Stored items:
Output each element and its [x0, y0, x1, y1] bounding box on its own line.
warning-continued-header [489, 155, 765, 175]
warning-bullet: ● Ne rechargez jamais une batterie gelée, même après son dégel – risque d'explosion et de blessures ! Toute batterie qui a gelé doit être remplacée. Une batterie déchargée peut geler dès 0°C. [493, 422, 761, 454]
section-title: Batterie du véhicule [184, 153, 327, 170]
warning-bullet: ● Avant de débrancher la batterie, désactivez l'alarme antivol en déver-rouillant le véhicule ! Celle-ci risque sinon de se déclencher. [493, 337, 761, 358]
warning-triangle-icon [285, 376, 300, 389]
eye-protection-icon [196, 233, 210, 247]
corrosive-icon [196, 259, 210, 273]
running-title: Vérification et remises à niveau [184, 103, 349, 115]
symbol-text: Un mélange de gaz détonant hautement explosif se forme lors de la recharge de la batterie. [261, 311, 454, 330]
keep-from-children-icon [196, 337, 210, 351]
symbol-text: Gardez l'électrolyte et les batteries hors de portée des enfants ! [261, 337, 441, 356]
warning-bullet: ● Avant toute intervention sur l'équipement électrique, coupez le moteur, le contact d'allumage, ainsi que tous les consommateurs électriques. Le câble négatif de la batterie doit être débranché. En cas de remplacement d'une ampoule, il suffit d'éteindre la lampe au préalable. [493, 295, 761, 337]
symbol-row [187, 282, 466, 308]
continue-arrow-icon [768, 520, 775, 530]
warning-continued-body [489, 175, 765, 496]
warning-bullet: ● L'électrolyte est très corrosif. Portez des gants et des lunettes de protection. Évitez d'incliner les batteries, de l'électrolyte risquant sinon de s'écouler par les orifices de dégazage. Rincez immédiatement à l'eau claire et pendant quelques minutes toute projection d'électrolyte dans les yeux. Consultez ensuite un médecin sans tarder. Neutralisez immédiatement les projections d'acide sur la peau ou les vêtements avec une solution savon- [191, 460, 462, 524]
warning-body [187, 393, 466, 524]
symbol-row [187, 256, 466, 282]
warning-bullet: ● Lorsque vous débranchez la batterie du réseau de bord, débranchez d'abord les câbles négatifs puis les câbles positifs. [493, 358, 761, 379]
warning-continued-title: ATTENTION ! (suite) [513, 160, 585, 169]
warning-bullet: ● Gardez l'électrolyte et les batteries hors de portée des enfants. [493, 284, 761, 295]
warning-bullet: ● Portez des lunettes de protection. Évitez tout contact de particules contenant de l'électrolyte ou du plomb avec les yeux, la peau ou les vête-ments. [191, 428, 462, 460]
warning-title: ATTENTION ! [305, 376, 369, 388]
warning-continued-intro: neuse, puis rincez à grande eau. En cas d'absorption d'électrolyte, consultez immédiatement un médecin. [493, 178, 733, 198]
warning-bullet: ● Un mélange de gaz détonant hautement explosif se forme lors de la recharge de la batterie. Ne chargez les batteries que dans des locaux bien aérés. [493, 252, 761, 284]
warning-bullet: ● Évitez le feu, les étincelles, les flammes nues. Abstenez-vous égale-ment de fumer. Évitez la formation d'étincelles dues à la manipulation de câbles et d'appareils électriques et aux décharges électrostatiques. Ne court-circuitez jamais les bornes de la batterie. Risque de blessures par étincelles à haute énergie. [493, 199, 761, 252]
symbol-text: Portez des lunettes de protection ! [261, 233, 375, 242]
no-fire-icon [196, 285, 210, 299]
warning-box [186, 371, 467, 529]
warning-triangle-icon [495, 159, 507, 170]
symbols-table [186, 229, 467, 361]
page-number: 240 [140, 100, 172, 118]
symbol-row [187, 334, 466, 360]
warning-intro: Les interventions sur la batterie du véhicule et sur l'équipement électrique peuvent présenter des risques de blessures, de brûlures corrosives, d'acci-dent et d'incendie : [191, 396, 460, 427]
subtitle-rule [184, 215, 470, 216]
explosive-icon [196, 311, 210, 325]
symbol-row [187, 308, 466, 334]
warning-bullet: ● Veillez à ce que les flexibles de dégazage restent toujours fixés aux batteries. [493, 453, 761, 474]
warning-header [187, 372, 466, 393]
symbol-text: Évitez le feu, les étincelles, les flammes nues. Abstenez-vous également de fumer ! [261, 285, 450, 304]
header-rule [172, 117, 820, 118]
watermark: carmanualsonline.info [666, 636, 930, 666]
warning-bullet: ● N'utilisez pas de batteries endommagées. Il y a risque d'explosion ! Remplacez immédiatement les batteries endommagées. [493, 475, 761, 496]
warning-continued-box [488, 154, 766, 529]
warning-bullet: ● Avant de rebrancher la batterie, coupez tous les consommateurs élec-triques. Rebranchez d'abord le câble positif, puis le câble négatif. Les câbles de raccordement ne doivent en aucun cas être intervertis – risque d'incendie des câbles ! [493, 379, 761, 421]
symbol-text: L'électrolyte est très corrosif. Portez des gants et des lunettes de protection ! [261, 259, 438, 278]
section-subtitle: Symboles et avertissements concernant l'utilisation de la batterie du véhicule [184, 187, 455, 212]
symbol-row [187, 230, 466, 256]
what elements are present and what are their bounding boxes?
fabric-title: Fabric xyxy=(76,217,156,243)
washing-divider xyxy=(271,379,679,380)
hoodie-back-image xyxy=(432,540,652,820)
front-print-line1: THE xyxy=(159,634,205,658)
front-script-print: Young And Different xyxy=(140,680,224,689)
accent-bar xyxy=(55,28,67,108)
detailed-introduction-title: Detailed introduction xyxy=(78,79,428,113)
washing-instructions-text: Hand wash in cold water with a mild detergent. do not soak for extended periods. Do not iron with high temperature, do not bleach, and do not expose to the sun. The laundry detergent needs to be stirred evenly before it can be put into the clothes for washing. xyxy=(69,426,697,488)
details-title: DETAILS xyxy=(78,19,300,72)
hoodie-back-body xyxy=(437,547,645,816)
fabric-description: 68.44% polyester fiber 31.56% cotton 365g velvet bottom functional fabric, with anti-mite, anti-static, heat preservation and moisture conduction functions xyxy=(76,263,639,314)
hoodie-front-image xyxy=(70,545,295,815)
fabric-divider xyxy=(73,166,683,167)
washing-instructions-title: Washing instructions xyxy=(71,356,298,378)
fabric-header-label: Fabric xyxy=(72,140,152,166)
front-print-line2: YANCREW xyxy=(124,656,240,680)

### What is needed
Reproduce every line of the entries above word for word, in the same order.

### Task result
Output each element and its [x0, y0, x1, y1] bounding box on its own line.
warning-continued-header [489, 155, 765, 175]
warning-bullet: ● Ne rechargez jamais une batterie gelée, même après son dégel – risque d'explosion et de blessures ! Toute batterie qui a gelé doit être remplacée. Une batterie déchargée peut geler dès 0°C. [493, 422, 761, 454]
section-title: Batterie du véhicule [184, 153, 327, 170]
warning-bullet: ● Avant de débrancher la batterie, désactivez l'alarme antivol en déver-rouillant le véhicule ! Celle-ci risque sinon de se déclencher. [493, 337, 761, 358]
warning-triangle-icon [285, 376, 300, 389]
eye-protection-icon [196, 233, 210, 247]
corrosive-icon [196, 259, 210, 273]
running-title: Vérification et remises à niveau [184, 103, 349, 115]
symbol-text: Un mélange de gaz détonant hautement explosif se forme lors de la recharge de la batterie. [261, 311, 454, 330]
keep-from-children-icon [196, 337, 210, 351]
symbol-text: Gardez l'électrolyte et les batteries hors de portée des enfants ! [261, 337, 441, 356]
warning-bullet: ● Avant toute intervention sur l'équipement électrique, coupez le moteur, le contact d'allumage, ainsi que tous les consommateurs électriques. Le câble négatif de la batterie doit être débranché. En cas de remplacement d'une ampoule, il suffit d'éteindre la lampe au préalable. [493, 295, 761, 337]
symbol-row [187, 282, 466, 308]
continue-arrow-icon [768, 520, 775, 530]
warning-continued-body [489, 175, 765, 496]
warning-bullet: ● L'électrolyte est très corrosif. Portez des gants et des lunettes de protection. Évitez d'incliner les batteries, de l'électrolyte risquant sinon de s'écouler par les orifices de dégazage. Rincez immédiatement à l'eau claire et pendant quelques minutes toute projection d'électrolyte dans les yeux. Consultez ensuite un médecin sans tarder. Neutralisez immédiatement les projections d'acide sur la peau ou les vêtements avec une solution savon- [191, 460, 462, 524]
warning-body [187, 393, 466, 524]
symbol-row [187, 256, 466, 282]
warning-bullet: ● Lorsque vous débranchez la batterie du réseau de bord, débranchez d'abord les câbles négatifs puis les câbles positifs. [493, 358, 761, 379]
warning-continued-title: ATTENTION ! (suite) [513, 160, 585, 169]
warning-bullet: ● Gardez l'électrolyte et les batteries hors de portée des enfants. [493, 284, 761, 295]
warning-bullet: ● Portez des lunettes de protection. Évitez tout contact de particules contenant de l'électrolyte ou du plomb avec les yeux, la peau ou les vête-ments. [191, 428, 462, 460]
warning-title: ATTENTION ! [305, 376, 369, 388]
warning-continued-intro: neuse, puis rincez à grande eau. En cas d'absorption d'électrolyte, consultez immédiatement un médecin. [493, 178, 733, 198]
warning-bullet: ● Un mélange de gaz détonant hautement explosif se forme lors de la recharge de la batterie. Ne chargez les batteries que dans des locaux bien aérés. [493, 252, 761, 284]
warning-bullet: ● Évitez le feu, les étincelles, les flammes nues. Abstenez-vous égale-ment de fumer. Évitez la formation d'étincelles dues à la manipulation de câbles et d'appareils électriques et aux décharges électrostatiques. Ne court-circuitez jamais les bornes de la batterie. Risque de blessures par étincelles à haute énergie. [493, 199, 761, 252]
symbol-text: Portez des lunettes de protection ! [261, 233, 375, 242]
no-fire-icon [196, 285, 210, 299]
warning-box [186, 371, 467, 529]
warning-triangle-icon [495, 159, 507, 170]
symbols-table [186, 229, 467, 361]
page-number: 240 [140, 100, 172, 118]
symbol-row [187, 334, 466, 360]
warning-intro: Les interventions sur la batterie du véhicule et sur l'équipement électrique peuvent présenter des risques de blessures, de brûlures corrosives, d'acci-dent et d'incendie : [191, 396, 460, 427]
subtitle-rule [184, 215, 470, 216]
explosive-icon [196, 311, 210, 325]
symbol-row [187, 308, 466, 334]
warning-bullet: ● Veillez à ce que les flexibles de dégazage restent toujours fixés aux batteries. [493, 453, 761, 474]
warning-header [187, 372, 466, 393]
symbol-text: Évitez le feu, les étincelles, les flammes nues. Abstenez-vous également de fumer ! [261, 285, 450, 304]
header-rule [172, 117, 820, 118]
watermark: carmanualsonline.info [666, 636, 930, 666]
warning-bullet: ● N'utilisez pas de batteries endommagées. Il y a risque d'explosion ! Remplacez immédiatement les batteries endommagées. [493, 475, 761, 496]
warning-continued-box [488, 154, 766, 529]
warning-bullet: ● Avant de rebrancher la batterie, coupez tous les consommateurs élec-triques. Rebranchez d'abord le câble positif, puis le câble négatif. Les câbles de raccordement ne doivent en aucun cas être intervertis – risque d'incendie des câbles ! [493, 379, 761, 421]
symbol-text: L'électrolyte est très corrosif. Portez des gants et des lunettes de protection ! [261, 259, 438, 278]
section-subtitle: Symboles et avertissements concernant l'utilisation de la batterie du véhicule [184, 187, 455, 212]
symbol-row [187, 230, 466, 256]
what elements are present and what are their bounding boxes?
fabric-title: Fabric xyxy=(76,217,156,243)
washing-divider xyxy=(271,379,679,380)
hoodie-back-image xyxy=(432,540,652,820)
front-print-line1: THE xyxy=(159,634,205,658)
front-script-print: Young And Different xyxy=(140,680,224,689)
accent-bar xyxy=(55,28,67,108)
detailed-introduction-title: Detailed introduction xyxy=(78,79,428,113)
washing-instructions-text: Hand wash in cold water with a mild detergent. do not soak for extended periods. Do not iron with high temperature, do not bleach, and do not expose to the sun. The laundry detergent needs to be stirred evenly before it can be put into the clothes for washing. xyxy=(69,426,697,488)
details-title: DETAILS xyxy=(78,19,300,72)
hoodie-back-body xyxy=(437,547,645,816)
fabric-description: 68.44% polyester fiber 31.56% cotton 365g velvet bottom functional fabric, with anti-mite, anti-static, heat preservation and moisture conduction functions xyxy=(76,263,639,314)
hoodie-front-image xyxy=(70,545,295,815)
fabric-divider xyxy=(73,166,683,167)
washing-instructions-title: Washing instructions xyxy=(71,356,298,378)
fabric-header-label: Fabric xyxy=(72,140,152,166)
front-print-line2: YANCREW xyxy=(124,656,240,680)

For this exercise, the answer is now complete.